* Directive
Do not copy the pictures; transcribe all other material exactly.

* Extracted entries
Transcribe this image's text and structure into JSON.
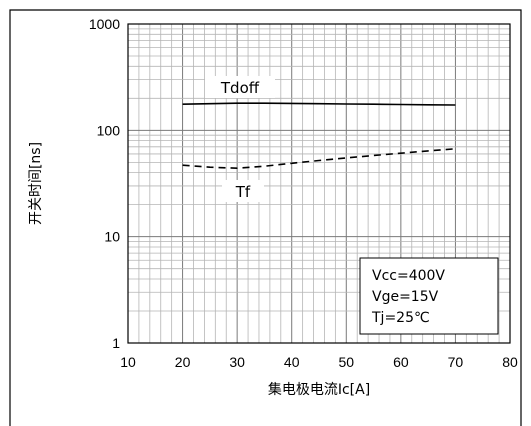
{
  "chart_data": {
    "type": "line",
    "xlabel": "集电极电流Ic[A]",
    "ylabel": "开关时间[ns]",
    "xlim": [
      10,
      80
    ],
    "ylim": [
      1,
      1000
    ],
    "yscale": "log",
    "grid": true,
    "x_ticks": [
      "10",
      "20",
      "30",
      "40",
      "50",
      "60",
      "70",
      "80"
    ],
    "y_ticks": [
      "1",
      "10",
      "100",
      "1000"
    ],
    "series": [
      {
        "name": "Tdoff",
        "style": "solid",
        "x": [
          20,
          25,
          30,
          35,
          40,
          45,
          50,
          55,
          60,
          65,
          70
        ],
        "y": [
          176,
          178,
          180,
          180,
          179,
          178,
          177,
          176,
          175,
          174,
          173
        ]
      },
      {
        "name": "Tf",
        "style": "dashed",
        "x": [
          20,
          25,
          30,
          35,
          40,
          45,
          50,
          55,
          60,
          65,
          70
        ],
        "y": [
          47,
          45,
          44,
          46,
          49,
          52,
          55,
          58,
          61,
          64,
          67
        ]
      }
    ],
    "annotations": [
      "Vcc=400V",
      "Vge=15V",
      "Tj=25℃"
    ]
  }
}
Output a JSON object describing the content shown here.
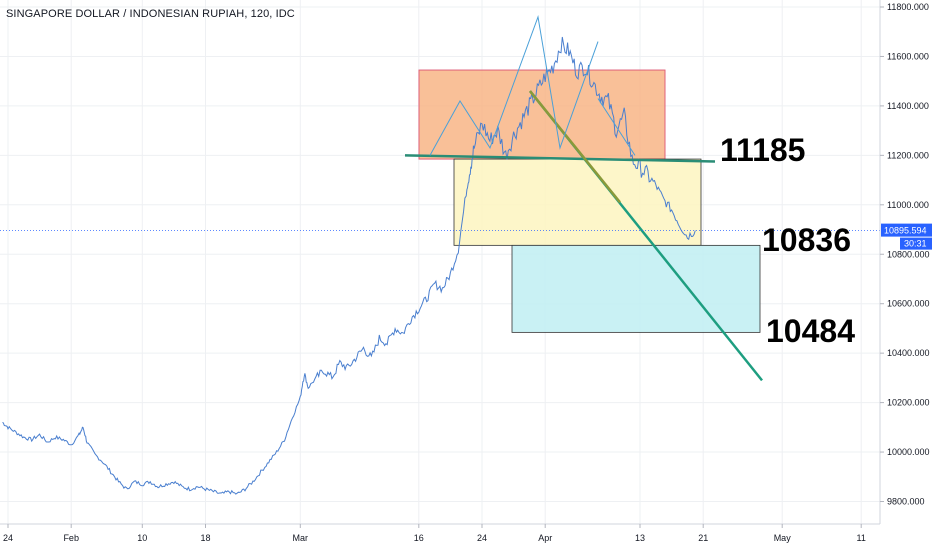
{
  "chart_data": {
    "type": "line",
    "title": "SINGAPORE DOLLAR / INDONESIAN RUPIAH, 120, IDC",
    "ylim": [
      9650,
      11850
    ],
    "y_ticks": [
      9800,
      10000,
      10200,
      10400,
      10600,
      10800,
      11000,
      11200,
      11400,
      11600,
      11800
    ],
    "y_tick_labels": [
      "9800.000",
      "10000.000",
      "10200.000",
      "10400.000",
      "10600.000",
      "10800.000",
      "11000.000",
      "11200.000",
      "11400.000",
      "11600.000",
      "11800.000"
    ],
    "x_ticks": [
      {
        "label": "24",
        "d": -1
      },
      {
        "label": "Feb",
        "d": 7
      },
      {
        "label": "10",
        "d": 16
      },
      {
        "label": "18",
        "d": 24
      },
      {
        "label": "Mar",
        "d": 36
      },
      {
        "label": "16",
        "d": 51
      },
      {
        "label": "24",
        "d": 59
      },
      {
        "label": "Apr",
        "d": 67
      },
      {
        "label": "13",
        "d": 79
      },
      {
        "label": "21",
        "d": 87
      },
      {
        "label": "May",
        "d": 97
      },
      {
        "label": "11",
        "d": 107
      }
    ],
    "x_range_days": [
      -1.7,
      110
    ],
    "series": [
      {
        "color": "#4a7fcf",
        "points": [
          [
            -1.7,
            10120
          ],
          [
            -1,
            10100
          ],
          [
            0,
            10080
          ],
          [
            1,
            10060
          ],
          [
            2,
            10050
          ],
          [
            3,
            10070
          ],
          [
            4,
            10040
          ],
          [
            5,
            10060
          ],
          [
            6,
            10050
          ],
          [
            7,
            10030
          ],
          [
            8,
            10070
          ],
          [
            8.5,
            10100
          ],
          [
            9,
            10040
          ],
          [
            10,
            9990
          ],
          [
            11,
            9960
          ],
          [
            12,
            9920
          ],
          [
            13,
            9880
          ],
          [
            14,
            9850
          ],
          [
            15,
            9880
          ],
          [
            16,
            9870
          ],
          [
            17,
            9880
          ],
          [
            18,
            9860
          ],
          [
            19,
            9870
          ],
          [
            20,
            9880
          ],
          [
            21,
            9860
          ],
          [
            22,
            9850
          ],
          [
            23,
            9860
          ],
          [
            24,
            9850
          ],
          [
            25,
            9840
          ],
          [
            26,
            9830
          ],
          [
            27,
            9840
          ],
          [
            28,
            9830
          ],
          [
            29,
            9850
          ],
          [
            30,
            9880
          ],
          [
            31,
            9920
          ],
          [
            32,
            9960
          ],
          [
            33,
            10000
          ],
          [
            34,
            10050
          ],
          [
            35,
            10140
          ],
          [
            36,
            10220
          ],
          [
            36.5,
            10320
          ],
          [
            37,
            10260
          ],
          [
            38,
            10300
          ],
          [
            39,
            10330
          ],
          [
            40,
            10300
          ],
          [
            41,
            10360
          ],
          [
            42,
            10340
          ],
          [
            43,
            10380
          ],
          [
            44,
            10420
          ],
          [
            45,
            10380
          ],
          [
            46,
            10460
          ],
          [
            47,
            10440
          ],
          [
            48,
            10500
          ],
          [
            49,
            10480
          ],
          [
            50,
            10540
          ],
          [
            51,
            10580
          ],
          [
            52,
            10620
          ],
          [
            53,
            10680
          ],
          [
            54,
            10660
          ],
          [
            55,
            10720
          ],
          [
            56,
            10820
          ],
          [
            57,
            11050
          ],
          [
            57.5,
            11150
          ],
          [
            58,
            11230
          ],
          [
            59,
            11330
          ],
          [
            60,
            11260
          ],
          [
            61,
            11300
          ],
          [
            62,
            11200
          ],
          [
            63,
            11280
          ],
          [
            64,
            11340
          ],
          [
            65,
            11400
          ],
          [
            66,
            11460
          ],
          [
            67,
            11520
          ],
          [
            68,
            11560
          ],
          [
            69,
            11650
          ],
          [
            70,
            11620
          ],
          [
            71,
            11540
          ],
          [
            72,
            11560
          ],
          [
            73,
            11500
          ],
          [
            74,
            11440
          ],
          [
            75,
            11420
          ],
          [
            76,
            11300
          ],
          [
            77,
            11360
          ],
          [
            78,
            11180
          ],
          [
            79,
            11150
          ],
          [
            80,
            11120
          ],
          [
            81,
            11080
          ],
          [
            82,
            11020
          ],
          [
            83,
            10980
          ],
          [
            84,
            10920
          ],
          [
            85,
            10870
          ],
          [
            86,
            10896
          ]
        ]
      }
    ],
    "last_price": "10895.594",
    "countdown": "30:31",
    "annotations": [
      {
        "text": "11185",
        "value": 11185
      },
      {
        "text": "10836",
        "value": 10836
      },
      {
        "text": "10484",
        "value": 10484
      }
    ],
    "colors": {
      "line": "#4a7fcf",
      "resistance_box": "#f8b07e",
      "yellow_box": "#fdf5c0",
      "blue_box": "#bfeef2",
      "trend_line": "#1e9e80",
      "accent": "#2962ff"
    }
  }
}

* Answer for this exercise
Transcribe this image's text and structure into JSON.
{
  "chart_data": {
    "type": "line",
    "xlabel": "集电极电流Ic[A]",
    "ylabel": "开关时间[ns]",
    "xlim": [
      10,
      80
    ],
    "ylim": [
      1,
      1000
    ],
    "yscale": "log",
    "grid": true,
    "x_ticks": [
      "10",
      "20",
      "30",
      "40",
      "50",
      "60",
      "70",
      "80"
    ],
    "y_ticks": [
      "1",
      "10",
      "100",
      "1000"
    ],
    "series": [
      {
        "name": "Tdoff",
        "style": "solid",
        "x": [
          20,
          25,
          30,
          35,
          40,
          45,
          50,
          55,
          60,
          65,
          70
        ],
        "y": [
          176,
          178,
          180,
          180,
          179,
          178,
          177,
          176,
          175,
          174,
          173
        ]
      },
      {
        "name": "Tf",
        "style": "dashed",
        "x": [
          20,
          25,
          30,
          35,
          40,
          45,
          50,
          55,
          60,
          65,
          70
        ],
        "y": [
          47,
          45,
          44,
          46,
          49,
          52,
          55,
          58,
          61,
          64,
          67
        ]
      }
    ],
    "annotations": [
      "Vcc=400V",
      "Vge=15V",
      "Tj=25℃"
    ]
  }
}
Output a JSON object describing the content shown here.
{
  "chart_data": {
    "type": "line",
    "title": "SINGAPORE DOLLAR / INDONESIAN RUPIAH, 120, IDC",
    "ylim": [
      9650,
      11850
    ],
    "y_ticks": [
      9800,
      10000,
      10200,
      10400,
      10600,
      10800,
      11000,
      11200,
      11400,
      11600,
      11800
    ],
    "y_tick_labels": [
      "9800.000",
      "10000.000",
      "10200.000",
      "10400.000",
      "10600.000",
      "10800.000",
      "11000.000",
      "11200.000",
      "11400.000",
      "11600.000",
      "11800.000"
    ],
    "x_ticks": [
      {
        "label": "24",
        "d": -1
      },
      {
        "label": "Feb",
        "d": 7
      },
      {
        "label": "10",
        "d": 16
      },
      {
        "label": "18",
        "d": 24
      },
      {
        "label": "Mar",
        "d": 36
      },
      {
        "label": "16",
        "d": 51
      },
      {
        "label": "24",
        "d": 59
      },
      {
        "label": "Apr",
        "d": 67
      },
      {
        "label": "13",
        "d": 79
      },
      {
        "label": "21",
        "d": 87
      },
      {
        "label": "May",
        "d": 97
      },
      {
        "label": "11",
        "d": 107
      }
    ],
    "x_range_days": [
      -1.7,
      110
    ],
    "series": [
      {
        "color": "#4a7fcf",
        "points": [
          [
            -1.7,
            10120
          ],
          [
            -1,
            10100
          ],
          [
            0,
            10080
          ],
          [
            1,
            10060
          ],
          [
            2,
            10050
          ],
          [
            3,
            10070
          ],
          [
            4,
            10040
          ],
          [
            5,
            10060
          ],
          [
            6,
            10050
          ],
          [
            7,
            10030
          ],
          [
            8,
            10070
          ],
          [
            8.5,
            10100
          ],
          [
            9,
            10040
          ],
          [
            10,
            9990
          ],
          [
            11,
            9960
          ],
          [
            12,
            9920
          ],
          [
            13,
            9880
          ],
          [
            14,
            9850
          ],
          [
            15,
            9880
          ],
          [
            16,
            9870
          ],
          [
            17,
            9880
          ],
          [
            18,
            9860
          ],
          [
            19,
            9870
          ],
          [
            20,
            9880
          ],
          [
            21,
            9860
          ],
          [
            22,
            9850
          ],
          [
            23,
            9860
          ],
          [
            24,
            9850
          ],
          [
            25,
            9840
          ],
          [
            26,
            9830
          ],
          [
            27,
            9840
          ],
          [
            28,
            9830
          ],
          [
            29,
            9850
          ],
          [
            30,
            9880
          ],
          [
            31,
            9920
          ],
          [
            32,
            9960
          ],
          [
            33,
            10000
          ],
          [
            34,
            10050
          ],
          [
            35,
            10140
          ],
          [
            36,
            10220
          ],
          [
            36.5,
            10320
          ],
          [
            37,
            10260
          ],
          [
            38,
            10300
          ],
          [
            39,
            10330
          ],
          [
            40,
            10300
          ],
          [
            41,
            10360
          ],
          [
            42,
            10340
          ],
          [
            43,
            10380
          ],
          [
            44,
            10420
          ],
          [
            45,
            10380
          ],
          [
            46,
            10460
          ],
          [
            47,
            10440
          ],
          [
            48,
            10500
          ],
          [
            49,
            10480
          ],
          [
            50,
            10540
          ],
          [
            51,
            10580
          ],
          [
            52,
            10620
          ],
          [
            53,
            10680
          ],
          [
            54,
            10660
          ],
          [
            55,
            10720
          ],
          [
            56,
            10820
          ],
          [
            57,
            11050
          ],
          [
            57.5,
            11150
          ],
          [
            58,
            11230
          ],
          [
            59,
            11330
          ],
          [
            60,
            11260
          ],
          [
            61,
            11300
          ],
          [
            62,
            11200
          ],
          [
            63,
            11280
          ],
          [
            64,
            11340
          ],
          [
            65,
            11400
          ],
          [
            66,
            11460
          ],
          [
            67,
            11520
          ],
          [
            68,
            11560
          ],
          [
            69,
            11650
          ],
          [
            70,
            11620
          ],
          [
            71,
            11540
          ],
          [
            72,
            11560
          ],
          [
            73,
            11500
          ],
          [
            74,
            11440
          ],
          [
            75,
            11420
          ],
          [
            76,
            11300
          ],
          [
            77,
            11360
          ],
          [
            78,
            11180
          ],
          [
            79,
            11150
          ],
          [
            80,
            11120
          ],
          [
            81,
            11080
          ],
          [
            82,
            11020
          ],
          [
            83,
            10980
          ],
          [
            84,
            10920
          ],
          [
            85,
            10870
          ],
          [
            86,
            10896
          ]
        ]
      }
    ],
    "last_price": "10895.594",
    "countdown": "30:31",
    "annotations": [
      {
        "text": "11185",
        "value": 11185
      },
      {
        "text": "10836",
        "value": 10836
      },
      {
        "text": "10484",
        "value": 10484
      }
    ],
    "colors": {
      "line": "#4a7fcf",
      "resistance_box": "#f8b07e",
      "yellow_box": "#fdf5c0",
      "blue_box": "#bfeef2",
      "trend_line": "#1e9e80",
      "accent": "#2962ff"
    }
  }
}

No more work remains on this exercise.